— start ENTRIES SHOWN —

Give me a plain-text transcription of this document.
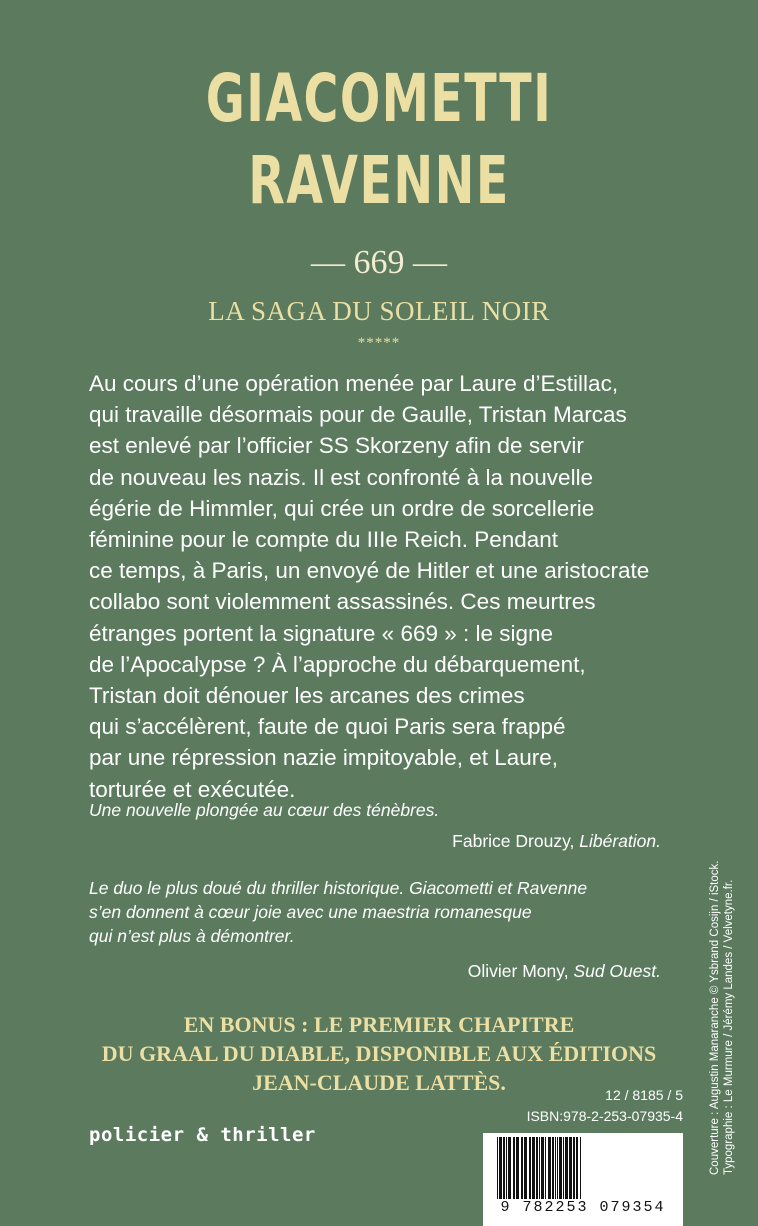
GIACOMETTI
RAVENNE
— 669 —
LA SAGA DU SOLEIL NOIR
*****
Au cours d’une opération menée par Laure d’Estillac,
qui travaille désormais pour de Gaulle, Tristan Marcas
est enlevé par l’officier SS Skorzeny afin de servir
de nouveau les nazis. Il est confronté à la nouvelle
égérie de Himmler, qui crée un ordre de sorcellerie
féminine pour le compte du IIIe Reich. Pendant
ce temps, à Paris, un envoyé de Hitler et une aristocrate
collabo sont violemment assassinés. Ces meurtres
étranges portent la signature « 669 » : le signe
de l’Apocalypse ? À l’approche du débarquement,
Tristan doit dénouer les arcanes des crimes
qui s’accélèrent, faute de quoi Paris sera frappé
par une répression nazie impitoyable, et Laure,
torturée et exécutée.
Une nouvelle plongée au cœur des ténèbres.
Fabrice Drouzy, Libération.
Le duo le plus doué du thriller historique. Giacometti et Ravenne
s’en donnent à cœur joie avec une maestria romanesque
qui n’est plus à démontrer.
Olivier Mony, Sud Ouest.
EN BONUS : LE PREMIER CHAPITRE
DU GRAAL DU DIABLE, DISPONIBLE AUX ÉDITIONS
JEAN-CLAUDE LATTÈS.	12 / 8185 / 5
ISBN:978-2-253-07935-4
policier & thriller
9 782253 079354
Couverture : Augustin Manaranche © Ysbrand Cosijn / iStock. Typographie : Le Murmure / Jérémy Landes / Velvetyne.fr.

— end ENTRIES SHOWN —

# [WRITTEN INSTRUCTION]
Your answer should be a single number: the count of lines in the entries that contain the word "Paris".

# [THE SOLUTION]
2